**GIVEN TASK:** Copy all records verbatim.

**Collection entries:**

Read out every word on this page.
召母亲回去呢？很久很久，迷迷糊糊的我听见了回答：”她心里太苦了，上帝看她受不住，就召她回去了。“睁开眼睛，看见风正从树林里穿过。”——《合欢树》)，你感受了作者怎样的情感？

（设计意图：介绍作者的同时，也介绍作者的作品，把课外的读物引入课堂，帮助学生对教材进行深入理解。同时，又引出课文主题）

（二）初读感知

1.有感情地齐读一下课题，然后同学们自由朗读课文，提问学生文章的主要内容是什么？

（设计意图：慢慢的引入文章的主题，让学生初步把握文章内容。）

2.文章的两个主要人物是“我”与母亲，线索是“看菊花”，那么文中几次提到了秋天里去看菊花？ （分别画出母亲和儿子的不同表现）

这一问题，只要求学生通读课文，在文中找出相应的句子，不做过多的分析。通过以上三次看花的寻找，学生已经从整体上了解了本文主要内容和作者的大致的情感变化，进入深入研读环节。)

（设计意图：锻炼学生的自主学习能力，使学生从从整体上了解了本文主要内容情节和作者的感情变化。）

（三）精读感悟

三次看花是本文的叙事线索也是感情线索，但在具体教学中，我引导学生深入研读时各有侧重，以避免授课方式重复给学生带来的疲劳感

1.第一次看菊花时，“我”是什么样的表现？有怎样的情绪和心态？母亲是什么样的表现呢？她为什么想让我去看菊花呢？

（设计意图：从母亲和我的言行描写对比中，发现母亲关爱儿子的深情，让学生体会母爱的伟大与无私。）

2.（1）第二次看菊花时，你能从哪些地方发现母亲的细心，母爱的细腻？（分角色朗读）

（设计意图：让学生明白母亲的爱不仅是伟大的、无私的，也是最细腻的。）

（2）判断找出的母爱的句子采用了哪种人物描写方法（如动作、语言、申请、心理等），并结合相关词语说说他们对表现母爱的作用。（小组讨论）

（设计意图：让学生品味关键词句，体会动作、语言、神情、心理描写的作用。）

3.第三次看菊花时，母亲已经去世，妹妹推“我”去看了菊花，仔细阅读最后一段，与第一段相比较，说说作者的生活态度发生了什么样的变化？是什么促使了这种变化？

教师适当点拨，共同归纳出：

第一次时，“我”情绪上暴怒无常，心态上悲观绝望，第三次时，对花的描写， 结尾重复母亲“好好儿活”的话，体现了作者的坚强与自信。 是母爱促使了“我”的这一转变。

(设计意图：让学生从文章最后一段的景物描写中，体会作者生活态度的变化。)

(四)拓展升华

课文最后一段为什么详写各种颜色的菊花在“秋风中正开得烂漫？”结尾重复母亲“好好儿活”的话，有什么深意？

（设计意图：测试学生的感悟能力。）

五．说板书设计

**EXERCISE SOLUTION:**
Read out every word on this page.
召母亲回去呢？很久很久，迷迷糊糊的我听见了回答：”她心里太苦了，上帝看她受不住，就召她回去了。“睁开眼睛，看见风正从树林里穿过。”——《合欢树》)，你感受了作者怎样的情感？

（设计意图：介绍作者的同时，也介绍作者的作品，把课外的读物引入课堂，帮助学生对教材进行深入理解。同时，又引出课文主题）

（二）初读感知

1.有感情地齐读一下课题，然后同学们自由朗读课文，提问学生文章的主要内容是什么？

（设计意图：慢慢的引入文章的主题，让学生初步把握文章内容。）

2.文章的两个主要人物是“我”与母亲，线索是“看菊花”，那么文中几次提到了秋天里去看菊花？ （分别画出母亲和儿子的不同表现）

这一问题，只要求学生通读课文，在文中找出相应的句子，不做过多的分析。通过以上三次看花的寻找，学生已经从整体上了解了本文主要内容和作者的大致的情感变化，进入深入研读环节。)

（设计意图：锻炼学生的自主学习能力，使学生从从整体上了解了本文主要内容情节和作者的感情变化。）

（三）精读感悟

三次看花是本文的叙事线索也是感情线索，但在具体教学中，我引导学生深入研读时各有侧重，以避免授课方式重复给学生带来的疲劳感

1.第一次看菊花时，“我”是什么样的表现？有怎样的情绪和心态？母亲是什么样的表现呢？她为什么想让我去看菊花呢？

（设计意图：从母亲和我的言行描写对比中，发现母亲关爱儿子的深情，让学生体会母爱的伟大与无私。）

2.（1）第二次看菊花时，你能从哪些地方发现母亲的细心，母爱的细腻？（分角色朗读）

（设计意图：让学生明白母亲的爱不仅是伟大的、无私的，也是最细腻的。）

（2）判断找出的母爱的句子采用了哪种人物描写方法（如动作、语言、申请、心理等），并结合相关词语说说他们对表现母爱的作用。（小组讨论）

（设计意图：让学生品味关键词句，体会动作、语言、神情、心理描写的作用。）

3.第三次看菊花时，母亲已经去世，妹妹推“我”去看了菊花，仔细阅读最后一段，与第一段相比较，说说作者的生活态度发生了什么样的变化？是什么促使了这种变化？

教师适当点拨，共同归纳出：

第一次时，“我”情绪上暴怒无常，心态上悲观绝望，第三次时，对花的描写， 结尾重复母亲“好好儿活”的话，体现了作者的坚强与自信。 是母爱促使了“我”的这一转变。

(设计意图：让学生从文章最后一段的景物描写中，体会作者生活态度的变化。)

(四)拓展升华

课文最后一段为什么详写各种颜色的菊花在“秋风中正开得烂漫？”结尾重复母亲“好好儿活”的话，有什么深意？

（设计意图：测试学生的感悟能力。）

五．说板书设计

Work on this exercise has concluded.